• _Work to complete_
Select from the records below every line that has the word "项目编辑" in it.

[Start of Exercise material]

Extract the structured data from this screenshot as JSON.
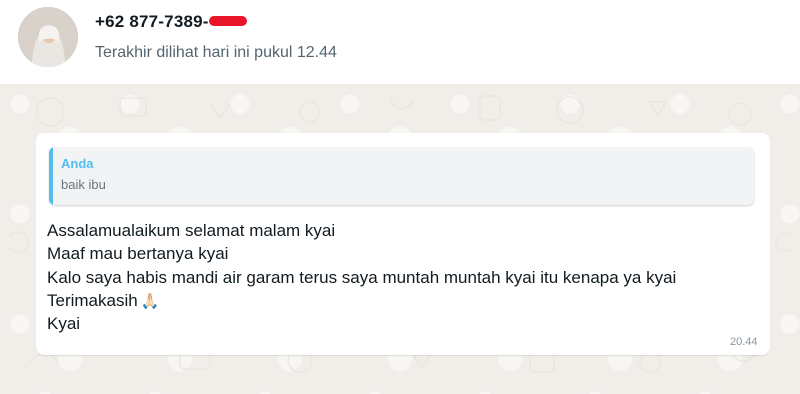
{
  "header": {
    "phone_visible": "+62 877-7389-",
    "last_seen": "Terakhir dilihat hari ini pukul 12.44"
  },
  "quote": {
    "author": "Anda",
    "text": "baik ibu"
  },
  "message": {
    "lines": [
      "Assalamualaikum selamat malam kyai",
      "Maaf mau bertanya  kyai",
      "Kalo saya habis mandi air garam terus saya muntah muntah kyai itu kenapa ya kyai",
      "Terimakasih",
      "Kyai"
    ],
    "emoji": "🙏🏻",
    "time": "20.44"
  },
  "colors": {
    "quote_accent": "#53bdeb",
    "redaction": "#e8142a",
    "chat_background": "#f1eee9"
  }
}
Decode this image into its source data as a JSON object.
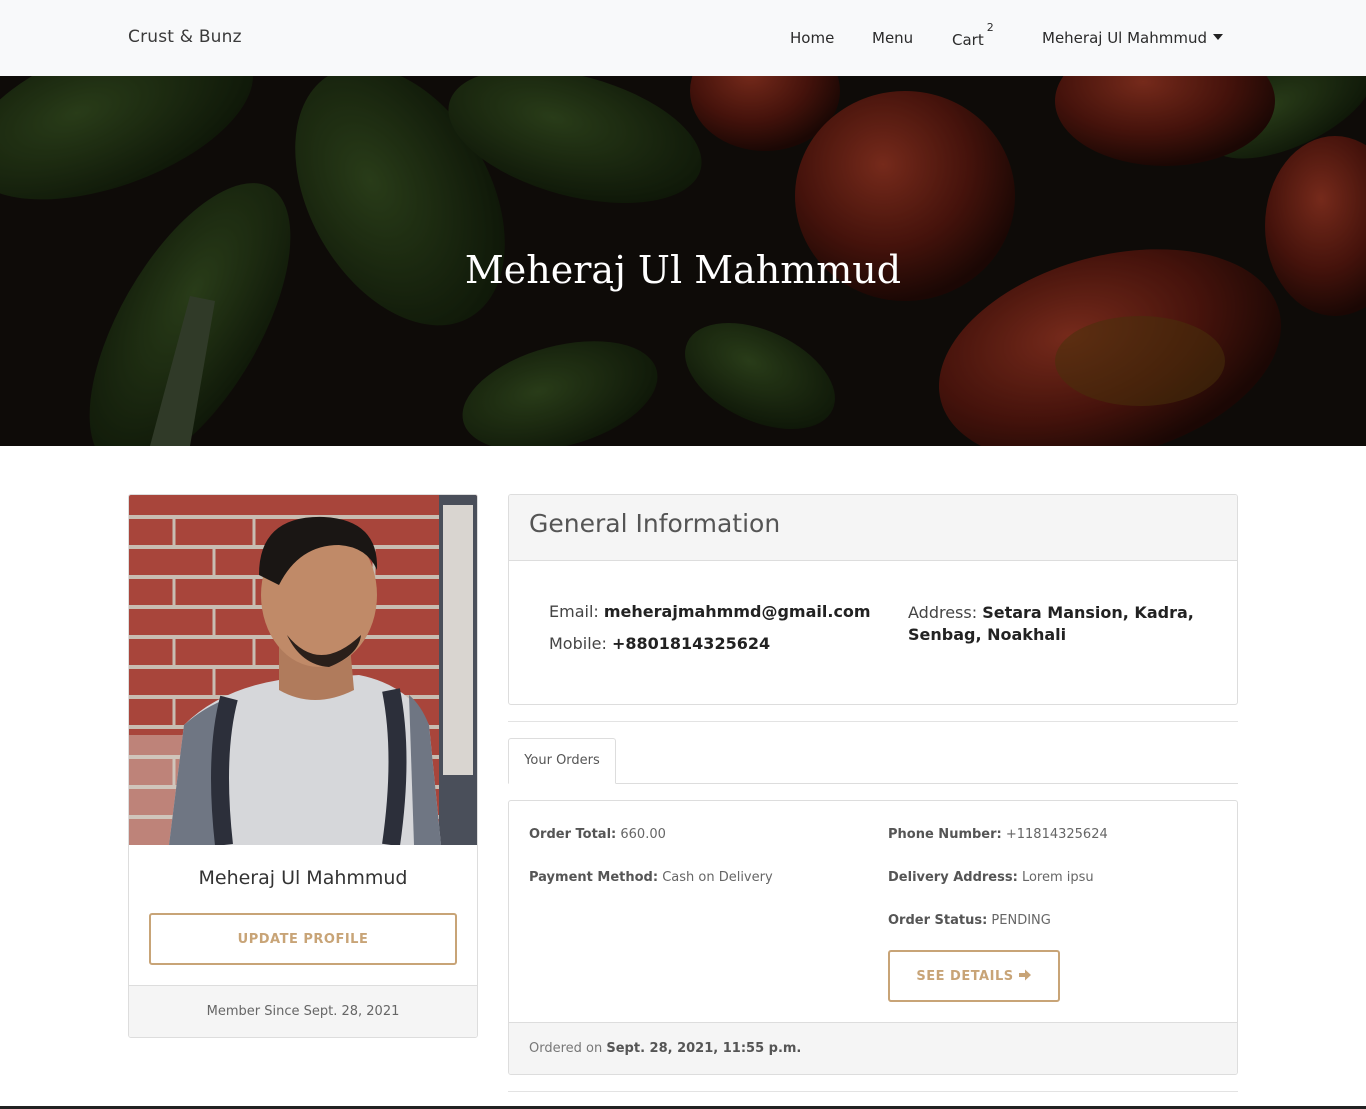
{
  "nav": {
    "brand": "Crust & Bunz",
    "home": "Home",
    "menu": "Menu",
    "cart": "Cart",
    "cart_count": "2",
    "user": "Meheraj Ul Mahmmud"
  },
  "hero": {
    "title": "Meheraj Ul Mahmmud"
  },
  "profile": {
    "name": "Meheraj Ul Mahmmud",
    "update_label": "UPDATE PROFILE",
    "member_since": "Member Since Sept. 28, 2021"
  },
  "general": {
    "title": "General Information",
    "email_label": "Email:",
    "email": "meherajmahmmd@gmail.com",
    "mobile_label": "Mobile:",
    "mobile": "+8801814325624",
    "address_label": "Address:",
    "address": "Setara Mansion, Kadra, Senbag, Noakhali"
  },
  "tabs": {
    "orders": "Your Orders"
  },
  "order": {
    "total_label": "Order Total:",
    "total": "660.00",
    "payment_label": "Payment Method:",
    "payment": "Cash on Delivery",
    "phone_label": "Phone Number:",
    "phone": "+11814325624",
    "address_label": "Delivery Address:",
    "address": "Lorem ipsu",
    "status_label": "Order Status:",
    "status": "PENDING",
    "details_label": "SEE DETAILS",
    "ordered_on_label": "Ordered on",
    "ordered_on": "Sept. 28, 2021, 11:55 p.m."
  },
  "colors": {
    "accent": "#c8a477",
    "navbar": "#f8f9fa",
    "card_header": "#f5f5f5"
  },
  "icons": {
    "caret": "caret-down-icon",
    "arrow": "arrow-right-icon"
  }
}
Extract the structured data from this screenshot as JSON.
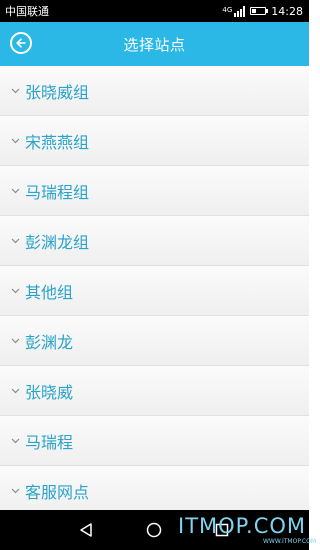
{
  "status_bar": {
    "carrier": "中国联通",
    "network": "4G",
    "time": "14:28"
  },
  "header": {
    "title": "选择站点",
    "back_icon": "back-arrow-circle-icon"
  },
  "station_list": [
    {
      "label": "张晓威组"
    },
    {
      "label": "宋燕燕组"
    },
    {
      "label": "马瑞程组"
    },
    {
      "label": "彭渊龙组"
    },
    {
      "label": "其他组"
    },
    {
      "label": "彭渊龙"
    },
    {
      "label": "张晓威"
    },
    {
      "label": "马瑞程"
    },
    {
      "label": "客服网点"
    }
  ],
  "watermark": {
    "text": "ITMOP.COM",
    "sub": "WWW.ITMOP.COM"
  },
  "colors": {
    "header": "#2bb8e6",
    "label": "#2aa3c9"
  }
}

[End of Exercise material]
[Start of Exercise material]

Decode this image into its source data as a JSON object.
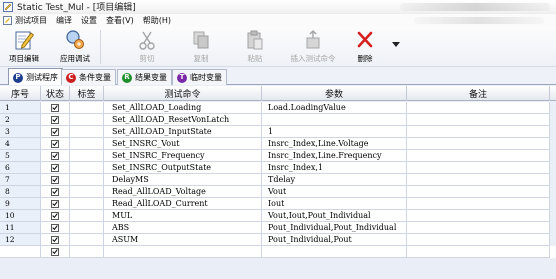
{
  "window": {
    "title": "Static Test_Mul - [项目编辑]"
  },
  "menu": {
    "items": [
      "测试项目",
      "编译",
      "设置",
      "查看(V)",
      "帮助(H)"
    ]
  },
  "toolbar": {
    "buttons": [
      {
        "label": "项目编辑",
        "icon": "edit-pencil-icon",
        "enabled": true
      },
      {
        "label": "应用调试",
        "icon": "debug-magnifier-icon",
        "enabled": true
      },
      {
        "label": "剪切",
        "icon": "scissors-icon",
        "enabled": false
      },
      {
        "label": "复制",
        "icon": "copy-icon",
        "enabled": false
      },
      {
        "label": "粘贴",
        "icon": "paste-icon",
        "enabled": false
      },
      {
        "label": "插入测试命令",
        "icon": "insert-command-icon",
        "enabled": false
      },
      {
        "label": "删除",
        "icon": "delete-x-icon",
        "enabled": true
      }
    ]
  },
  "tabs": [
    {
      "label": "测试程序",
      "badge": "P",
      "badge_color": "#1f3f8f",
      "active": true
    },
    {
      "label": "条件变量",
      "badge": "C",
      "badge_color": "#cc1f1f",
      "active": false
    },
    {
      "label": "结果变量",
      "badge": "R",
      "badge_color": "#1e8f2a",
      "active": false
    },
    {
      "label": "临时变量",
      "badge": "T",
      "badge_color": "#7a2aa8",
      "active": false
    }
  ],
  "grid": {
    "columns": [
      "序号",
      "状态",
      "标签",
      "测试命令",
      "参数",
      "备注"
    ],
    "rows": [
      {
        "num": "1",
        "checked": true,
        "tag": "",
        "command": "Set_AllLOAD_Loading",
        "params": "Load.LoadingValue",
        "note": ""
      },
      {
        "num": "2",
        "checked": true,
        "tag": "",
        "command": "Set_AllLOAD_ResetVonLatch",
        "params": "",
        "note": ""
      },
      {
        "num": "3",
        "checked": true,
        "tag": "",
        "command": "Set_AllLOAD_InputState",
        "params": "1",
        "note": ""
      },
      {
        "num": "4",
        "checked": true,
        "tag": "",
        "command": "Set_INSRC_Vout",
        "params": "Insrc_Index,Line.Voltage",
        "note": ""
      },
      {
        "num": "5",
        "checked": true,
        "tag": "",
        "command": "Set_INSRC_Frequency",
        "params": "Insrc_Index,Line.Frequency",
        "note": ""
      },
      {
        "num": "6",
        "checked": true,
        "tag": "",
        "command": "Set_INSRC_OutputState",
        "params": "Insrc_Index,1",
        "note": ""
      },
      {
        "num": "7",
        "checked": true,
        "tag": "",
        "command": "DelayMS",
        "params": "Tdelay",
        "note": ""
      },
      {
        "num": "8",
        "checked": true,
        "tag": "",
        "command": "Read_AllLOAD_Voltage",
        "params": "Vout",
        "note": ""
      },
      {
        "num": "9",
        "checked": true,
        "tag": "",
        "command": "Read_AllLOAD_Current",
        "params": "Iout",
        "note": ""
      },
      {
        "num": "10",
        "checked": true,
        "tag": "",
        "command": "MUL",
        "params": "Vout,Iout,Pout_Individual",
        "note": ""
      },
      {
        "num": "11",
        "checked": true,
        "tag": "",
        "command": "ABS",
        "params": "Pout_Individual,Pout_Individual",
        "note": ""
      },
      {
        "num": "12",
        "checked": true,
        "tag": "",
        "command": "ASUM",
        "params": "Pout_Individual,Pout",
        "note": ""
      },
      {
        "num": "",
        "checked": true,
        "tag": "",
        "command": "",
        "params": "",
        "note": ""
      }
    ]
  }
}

[End of Exercise material]

• _Exercise output_
    "title": "Static Test_Mul - [项目编辑]"
        "label": "项目编辑",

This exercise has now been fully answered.